Collect each line containing "использованием".

__________________________________________________

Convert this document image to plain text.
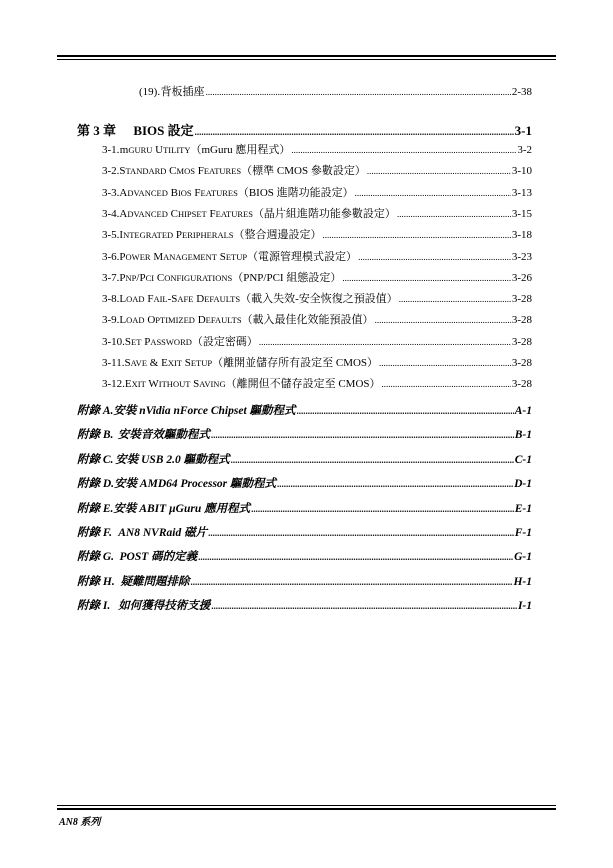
(19). 背板插座 .....	2-38
第 3 章	BIOS 設定 .....	3-1
3-1. mGURU UTILITY（mGuru 應用程式） .....	3-2
3-2. STANDARD CMOS FEATURES（標準 CMOS 參數設定） .....	3-10
3-3. ADVANCED BIOS FEATURES（BIOS 進階功能設定） .....	3-13
3-4. ADVANCED CHIPSET FEATURES（晶片組進階功能參數設定） .....	3-15
3-5. INTEGRATED PERIPHERALS（整合週邊設定） .....	3-18
3-6. POWER MANAGEMENT SETUP（電源管理模式設定） .....	3-23
3-7. PNP/PCI CONFIGURATIONS（PNP/PCI 組態設定） .....	3-26
3-8. LOAD FAIL-SAFE DEFAULTS（載入失效-安全恢復之預設值） .....	3-28
3-9. LOAD OPTIMIZED DEFAULTS（載入最佳化效能預設值） .....	3-28
3-10. SET PASSWORD（設定密碼） .....	3-28
3-11. SAVE & EXIT SETUP（離開並儲存所有設定至 CMOS） .....	3-28
3-12. EXIT WITHOUT SAVING（離開但不儲存設定至 CMOS） .....	3-28
附錄 A. 安裝 nVidia nForce Chipset 驅動程式 .....	A-1
附錄 B. 安裝音效驅動程式 .....	B-1
附錄 C. 安裝 USB 2.0 驅動程式 .....	C-1
附錄 D. 安裝 AMD64 Processor 驅動程式 .....	D-1
附錄 E. 安裝 ABIT µGuru 應用程式 .....	E-1
附錄 F. AN8 NVRaid 磁片 .....	F-1
附錄 G. POST 碼的定義 .....	G-1
附錄 H. 疑難問題排除 .....	H-1
附錄 I. 如何獲得技術支援 .....	I-1
AN8 系列
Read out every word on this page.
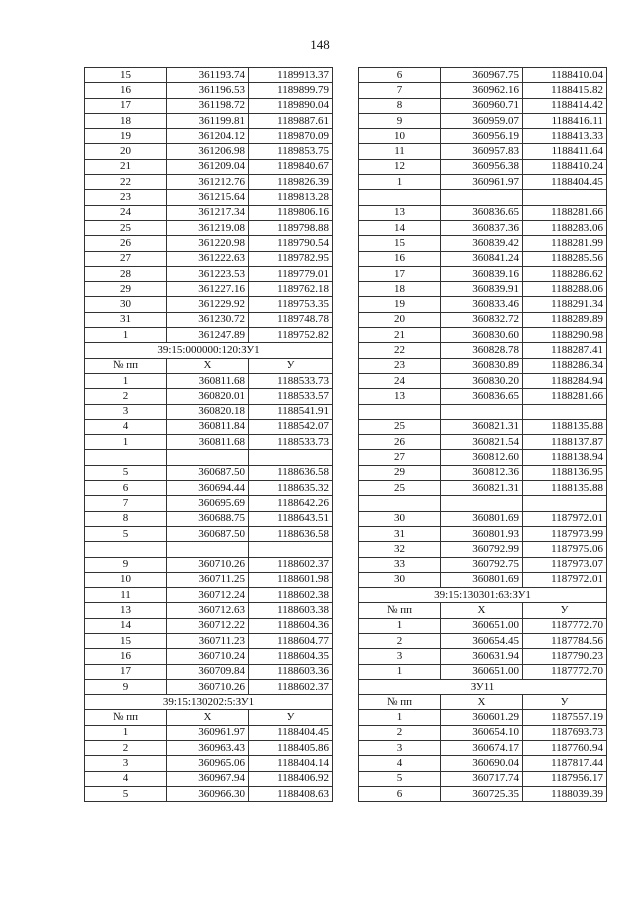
148
15	361193.74	1189913.37
16	361196.53	1189899.79
17	361198.72	1189890.04
18	361199.81	1189887.61
19	361204.12	1189870.09
20	361206.98	1189853.75
21	361209.04	1189840.67
22	361212.76	1189826.39
23	361215.64	1189813.28
24	361217.34	1189806.16
25	361219.08	1189798.88
26	361220.98	1189790.54
27	361222.63	1189782.95
28	361223.53	1189779.01
29	361227.16	1189762.18
30	361229.92	1189753.35
31	361230.72	1189748.78
1	361247.89	1189752.82
39:15:000000:120:ЗУ1		
№ пп	X	У
1	360811.68	1188533.73
2	360820.01	1188533.57
3	360820.18	1188541.91
4	360811.84	1188542.07
1	360811.68	1188533.73

5	360687.50	1188636.58
6	360694.44	1188635.32
7	360695.69	1188642.26
8	360688.75	1188643.51
5	360687.50	1188636.58

9	360710.26	1188602.37
10	360711.25	1188601.98
11	360712.24	1188602.38
13	360712.63	1188603.38
14	360712.22	1188604.36
15	360711.23	1188604.77
16	360710.24	1188604.35
17	360709.84	1188603.36
9	360710.26	1188602.37
39:15:130202:5:ЗУ1		
№ пп	X	У
1	360961.97	1188404.45
2	360963.43	1188405.86
3	360965.06	1188404.14
4	360967.94	1188406.92
5	360966.30	1188408.63
6	360967.75	1188410.04
7	360962.16	1188415.82
8	360960.71	1188414.42
9	360959.07	1188416.11
10	360956.19	1188413.33
11	360957.83	1188411.64
12	360956.38	1188410.24
1	360961.97	1188404.45

13	360836.65	1188281.66
14	360837.36	1188283.06
15	360839.42	1188281.99
16	360841.24	1188285.56
17	360839.16	1188286.62
18	360839.91	1188288.06
19	360833.46	1188291.34
20	360832.72	1188289.89
21	360830.60	1188290.98
22	360828.78	1188287.41
23	360830.89	1188286.34
24	360830.20	1188284.94
13	360836.65	1188281.66

25	360821.31	1188135.88
26	360821.54	1188137.87
27	360812.60	1188138.94
29	360812.36	1188136.95
25	360821.31	1188135.88

30	360801.69	1187972.01
31	360801.93	1187973.99
32	360792.99	1187975.06
33	360792.75	1187973.07
30	360801.69	1187972.01
39:15:130301:63:ЗУ1		
№ пп	X	У
1	360651.00	1187772.70
2	360654.45	1187784.56
3	360631.94	1187790.23
1	360651.00	1187772.70
ЗУ11		
№ пп	X	У
1	360601.29	1187557.19
2	360654.10	1187693.73
3	360674.17	1187760.94
4	360690.04	1187817.44
5	360717.74	1187956.17
6	360725.35	1188039.39
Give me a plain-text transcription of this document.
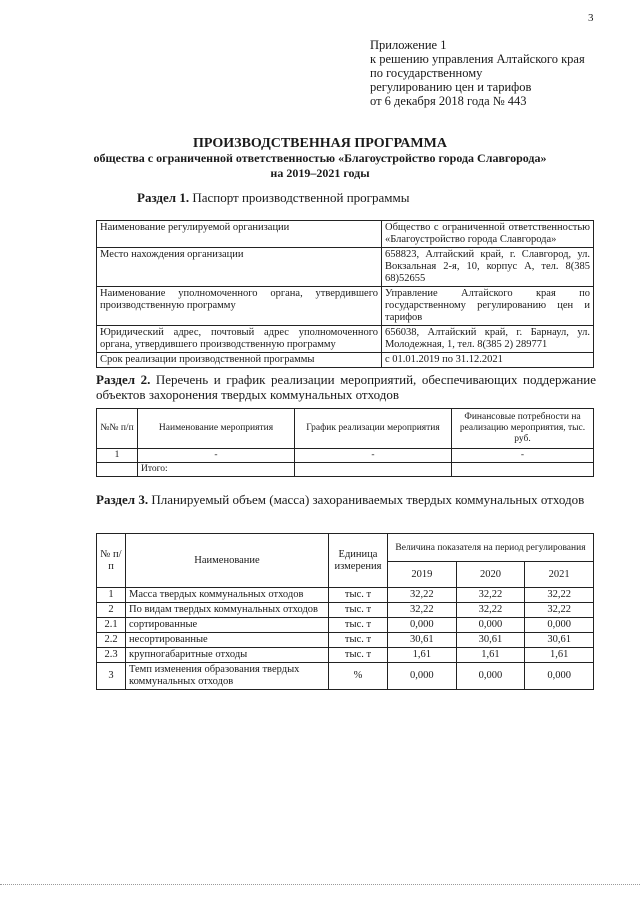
3
Приложение 1
к решению управления Алтайского края
по государственному
регулированию цен и тарифов
от 6 декабря 2018 года № 443
ПРОИЗВОДСТВЕННАЯ ПРОГРАММА
общества с ограниченной ответственностью «Благоустройство города Славгорода»
на 2019–2021 годы
Раздел 1. Паспорт производственной программы
Наименование регулируемой организации	Общество с ограниченной ответственностью «Благоустройство города Славгорода»
Место нахождения организации	658823, Алтайский край, г. Славгород, ул. Вокзальная 2-я, 10, корпус А, тел. 8(385 68)52655
Наименование уполномоченного органа, утвердившего производственную программу	Управление Алтайского края по государственному регулированию цен и тарифов
Юридический адрес, почтовый адрес уполномоченного органа, утвердившего производственную программу	656038, Алтайский край, г. Барнаул, ул. Молодежная, 1, тел. 8(385 2) 289771
Срок реализации производственной программы	с 01.01.2019 по 31.12.2021
Раздел 2. Перечень и график реализации мероприятий, обеспечивающих поддержание объектов захоронения твердых коммунальных отходов
№№ п/п	Наименование мероприятия	График реализации мероприятия	Финансовые потребности на реализацию мероприятия, тыс. руб.
1	-	-	-
	Итого:		
Раздел 3. Планируемый объем (масса) захораниваемых твердых коммунальных отходов
№ п/п	Наименование	Единица измерения	Величина показателя на период регулирования		
			2019	2020	2021
1	Масса твердых коммунальных отходов	тыс. т	32,22	32,22	32,22
2	По видам твердых коммунальных отходов	тыс. т	32,22	32,22	32,22
2.1	сортированные	тыс. т	0,000	0,000	0,000
2.2	несортированные	тыс. т	30,61	30,61	30,61
2.3	крупногабаритные отходы	тыс. т	1,61	1,61	1,61
3	Темп изменения образования твердых коммунальных отходов	%	0,000	0,000	0,000
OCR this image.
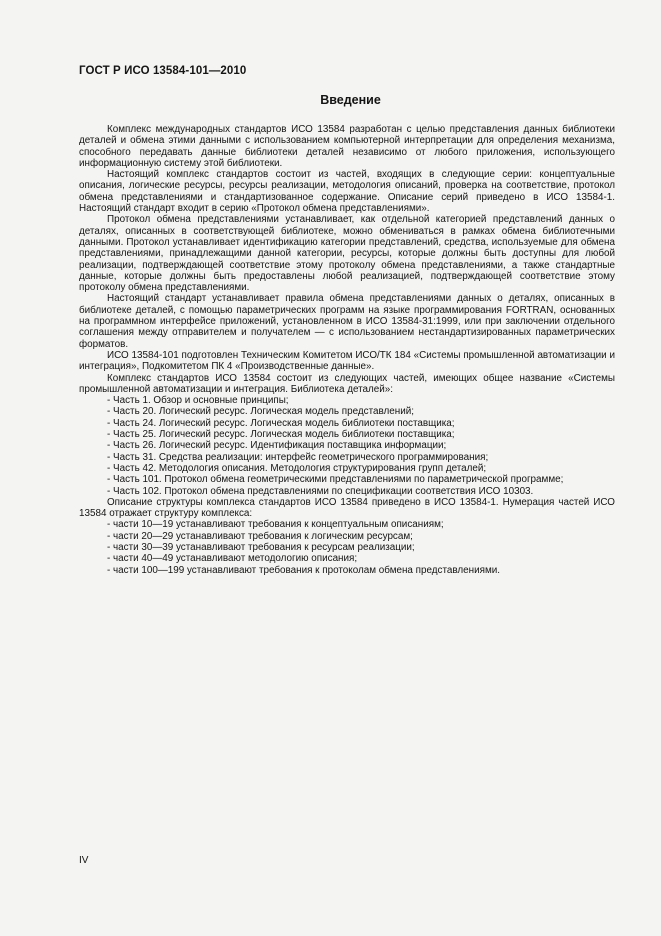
ГОСТ Р ИСО 13584-101—2010
Введение

Комплекс международных стандартов ИСО 13584 разработан с целью представления данных библиотеки деталей и обмена этими данными с использованием компьютерной интерпретации для определения механизма, способного передавать данные библиотеки деталей независимо от любого приложения, использующего информационную систему этой библиотеки.

Настоящий комплекс стандартов состоит из частей, входящих в следующие серии: концептуальные описания, логические ресурсы, ресурсы реализации, методология описаний, проверка на соответствие, протокол обмена представлениями и стандартизованное содержание. Описание серий приведено в ИСО 13584-1. Настоящий стандарт входит в серию «Протокол обмена представлениями».

Протокол обмена представлениями устанавливает, как отдельной категорией представлений данных о деталях, описанных в соответствующей библиотеке, можно обмениваться в рамках обмена библиотечными данными. Протокол устанавливает идентификацию категории представлений, средства, используемые для обмена представлениями, принадлежащими данной категории, ресурсы, которые должны быть доступны для любой реализации, подтверждающей соответствие этому протоколу обмена представлениями, а также стандартные данные, которые должны быть предоставлены любой реализацией, подтверждающей соответствие этому протоколу обмена представлениями.

Настоящий стандарт устанавливает правила обмена представлениями данных о деталях, описанных в библиотеке деталей, с помощью параметрических программ на языке программирования FORTRAN, основанных на программном интерфейсе приложений, установленном в ИСО 13584-31:1999, или при заключении отдельного соглашения между отправителем и получателем — с использованием нестандартизированных параметрических форматов.

ИСО 13584-101 подготовлен Техническим Комитетом ИСО/ТК 184 «Системы промышленной автоматизации и интеграция», Подкомитетом ПК 4 «Производственные данные».

Комплекс стандартов ИСО 13584 состоит из следующих частей, имеющих общее название «Системы промышленной автоматизации и интеграция. Библиотека деталей»:

- Часть 1. Обзор и основные принципы;

- Часть 20. Логический ресурс. Логическая модель представлений;

- Часть 24. Логический ресурс. Логическая модель библиотеки поставщика;

- Часть 25. Логический ресурс. Логическая модель библиотеки поставщика;

- Часть 26. Логический ресурс. Идентификация поставщика информации;

- Часть 31. Средства реализации: интерфейс геометрического программирования;

- Часть 42. Методология описания. Методология структурирования групп деталей;

- Часть 101. Протокол обмена геометрическими представлениями по параметрической программе;

- Часть 102. Протокол обмена представлениями по спецификации соответствия ИСО 10303.

Описание структуры комплекса стандартов ИСО 13584 приведено в ИСО 13584-1. Нумерация частей ИСО 13584 отражает структуру комплекса:

- части 10—19 устанавливают требования к концептуальным описаниям;

- части 20—29 устанавливают требования к логическим ресурсам;

- части 30—39 устанавливают требования к ресурсам реализации;

- части 40—49 устанавливают методологию описания;

- части 100—199 устанавливают требования к протоколам обмена представлениями.

IV
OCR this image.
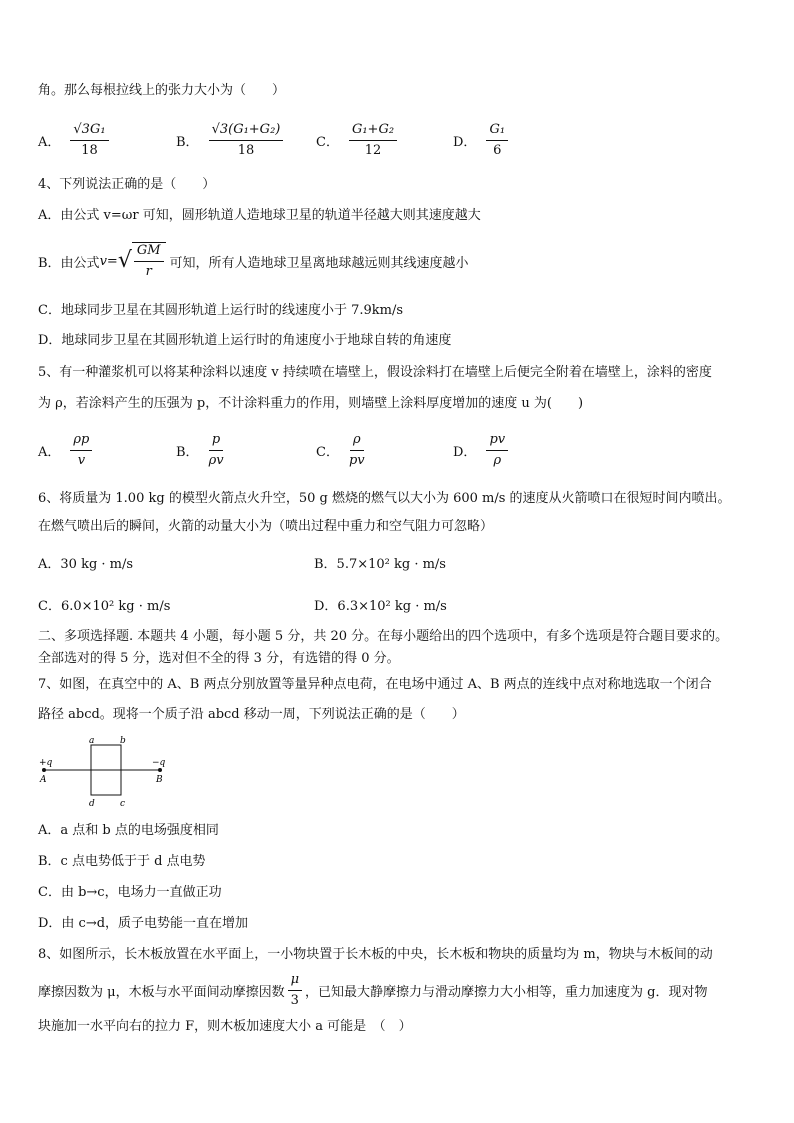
角。那么每根拉线上的张力大小为（　　）
A． $\frac{\text{√3G₁}}{18}$	B． $\frac{\text{√3(G₁+G₂)}}{18}$	C． $\frac{\text{G₁+G₂}}{12}$	D． $\frac{\text{G₁}}{6}$
4、下列说法正确的是（　　）
A．由公式 v=ωr 可知，圆形轨道人造地球卫星的轨道半径越大则其速度越大
B．由公式 v= √ $\frac{GM}{r}$ 可知，所有人造地球卫星离地球越远则其线速度越小
C．地球同步卫星在其圆形轨道上运行时的线速度小于 7.9km/s
D．地球同步卫星在其圆形轨道上运行时的角速度小于地球自转的角速度
5、有一种灌浆机可以将某种涂料以速度 v 持续喷在墙壁上，假设涂料打在墙壁上后便完全附着在墙壁上，涂料的密度
为 ρ，若涂料产生的压强为 p，不计涂料重力的作用，则墙壁上涂料厚度增加的速度 u 为(　　)
A． $\frac{\rho p}{v}$	B． $\frac{p}{\rho v}$	C． $\frac{\rho}{pv}$	D． $\frac{pv}{\rho}$
6、将质量为 1.00 kg 的模型火箭点火升空，50 g 燃烧的燃气以大小为 600 m/s 的速度从火箭喷口在很短时间内喷出。
在燃气喷出后的瞬间，火箭的动量大小为（喷出过程中重力和空气阻力可忽略）
A．30 kg · m/s	B．5.7×10² kg · m/s
C．6.0×10² kg · m/s	D．6.3×10² kg · m/s
二、多项选择题. 本题共 4 小题，每小题 5 分，共 20 分。在每小题给出的四个选项中，有多个选项是符合题目要求的。
全部选对的得 5 分，选对但不全的得 3 分，有选错的得 0 分。
7、如图，在真空中的 A、B 两点分别放置等量异种点电荷，在电场中通过 A、B 两点的连线中点对称地选取一个闭合
路径 abcd。现将一个质子沿 abcd 移动一周，下列说法正确的是（　　）
a	b
c
d
+q	−q
A	B
A．a 点和 b 点的电场强度相同
B．c 点电势低于于 d 点电势
C．由 b→c，电场力一直做正功
D．由 c→d，质子电势能一直在增加
8、如图所示，长木板放置在水平面上，一小物块置于长木板的中央，长木板和物块的质量均为 m，物块与木板间的动
摩擦因数为 μ，木板与水平面间动摩擦因数 $\frac{\mu}{3}$ ，已知最大静摩擦力与滑动摩擦力大小相等，重力加速度为 g．现对物
块施加一水平向右的拉力 F，则木板加速度大小 a 可能是　（　）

__________________________________________________

■ **SOLUTION TO THIS TASK**
Комплекс международных стандартов ИСО 13584 разработан с целью представления данных библиотеки деталей и обмена этими данными с использованием компьютерной интерпретации для определения механизма, способного передавать данные библиотеки деталей независимо от любого приложения, использующего информационную систему этой библиотеки.
Настоящий стандарт устанавливает правила обмена представлениями данных о деталях, описанных в библиотеке деталей, с помощью параметрических программ на языке программирования FORTRAN, основанных на программном интерфейсе приложений, установленном в ИСО 13584-31:1999, или при заключении отдельного соглашения между отправителем и получателем — с использованием нестандартизированных параметрических форматов.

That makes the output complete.